Task description. Render the material again word for word, skipping the pictures in it.

Excerpted data.
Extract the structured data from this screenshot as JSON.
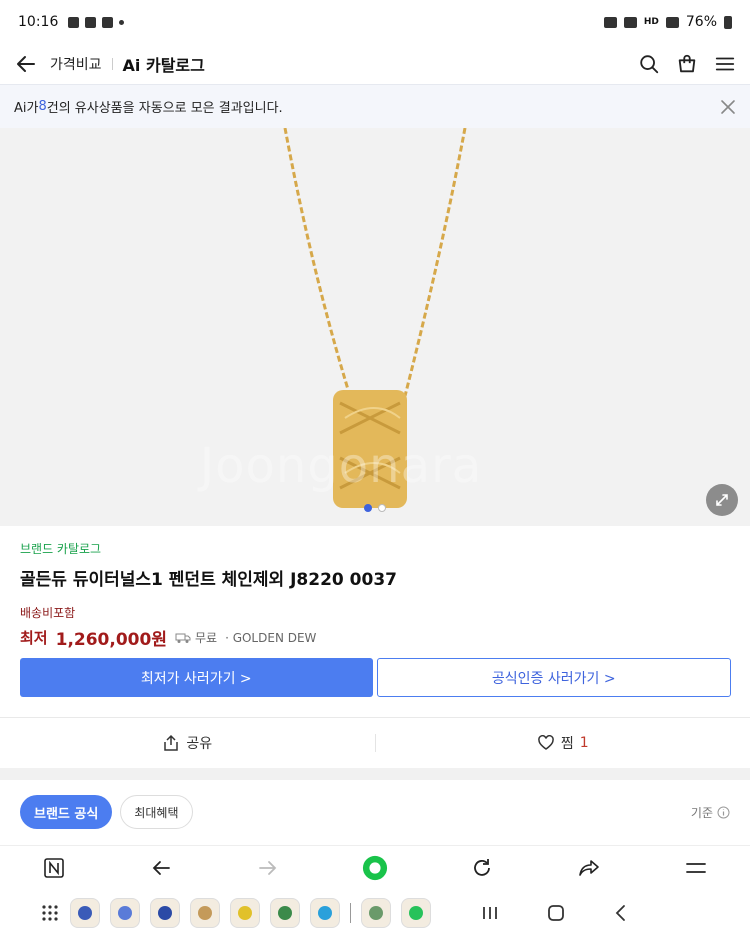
{
  "status": {
    "time": "10:16",
    "battery": "76%",
    "network": "HD"
  },
  "header": {
    "crumb": "가격비교",
    "title": "Ai 카탈로그"
  },
  "ai_banner": {
    "prefix": "Ai가 ",
    "count": "8",
    "suffix": "건의 유사상품을 자동으로 모은 결과입니다."
  },
  "hero": {
    "watermark": "Joongonara",
    "pager_total": 2,
    "pager_active": 0
  },
  "product": {
    "brand": "브랜드 카탈로그",
    "name": "골든듀 듀이터널스1 펜던트 체인제외 J8220 0037",
    "shipping": "배송비포함",
    "price_label": "최저",
    "price": "1,260,000원",
    "delivery": "무료",
    "seller": "· GOLDEN DEW"
  },
  "buttons": {
    "lowest": "최저가 사러가기 >",
    "official": "공식인증 사러가기 >"
  },
  "actions": {
    "share": "공유",
    "wish": "찜",
    "wish_count": "1"
  },
  "tabs": {
    "brand_official": "브랜드 공식",
    "max_benefit": "최대혜택",
    "standard": "기준"
  },
  "colors": {
    "accent": "#4c7df0",
    "price": "#a11b1b",
    "brand_green": "#1aa24c"
  }
}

Answer to the task.
Extract the structured data from this screenshot as JSON.
{
  "status": {
    "time": "10:16",
    "battery": "76%",
    "network": "HD"
  },
  "header": {
    "crumb": "가격비교",
    "title": "Ai 카탈로그"
  },
  "ai_banner": {
    "prefix": "Ai가 ",
    "count": "8",
    "suffix": "건의 유사상품을 자동으로 모은 결과입니다."
  },
  "hero": {
    "watermark": "Joongonara",
    "pager_total": 2,
    "pager_active": 0
  },
  "product": {
    "brand": "브랜드 카탈로그",
    "name": "골든듀 듀이터널스1 펜던트 체인제외 J8220 0037",
    "shipping": "배송비포함",
    "price_label": "최저",
    "price": "1,260,000원",
    "delivery": "무료",
    "seller": "· GOLDEN DEW"
  },
  "buttons": {
    "lowest": "최저가 사러가기 >",
    "official": "공식인증 사러가기 >"
  },
  "actions": {
    "share": "공유",
    "wish": "찜",
    "wish_count": "1"
  },
  "tabs": {
    "brand_official": "브랜드 공식",
    "max_benefit": "최대혜택",
    "standard": "기준"
  },
  "colors": {
    "accent": "#4c7df0",
    "price": "#a11b1b",
    "brand_green": "#1aa24c"
  }
}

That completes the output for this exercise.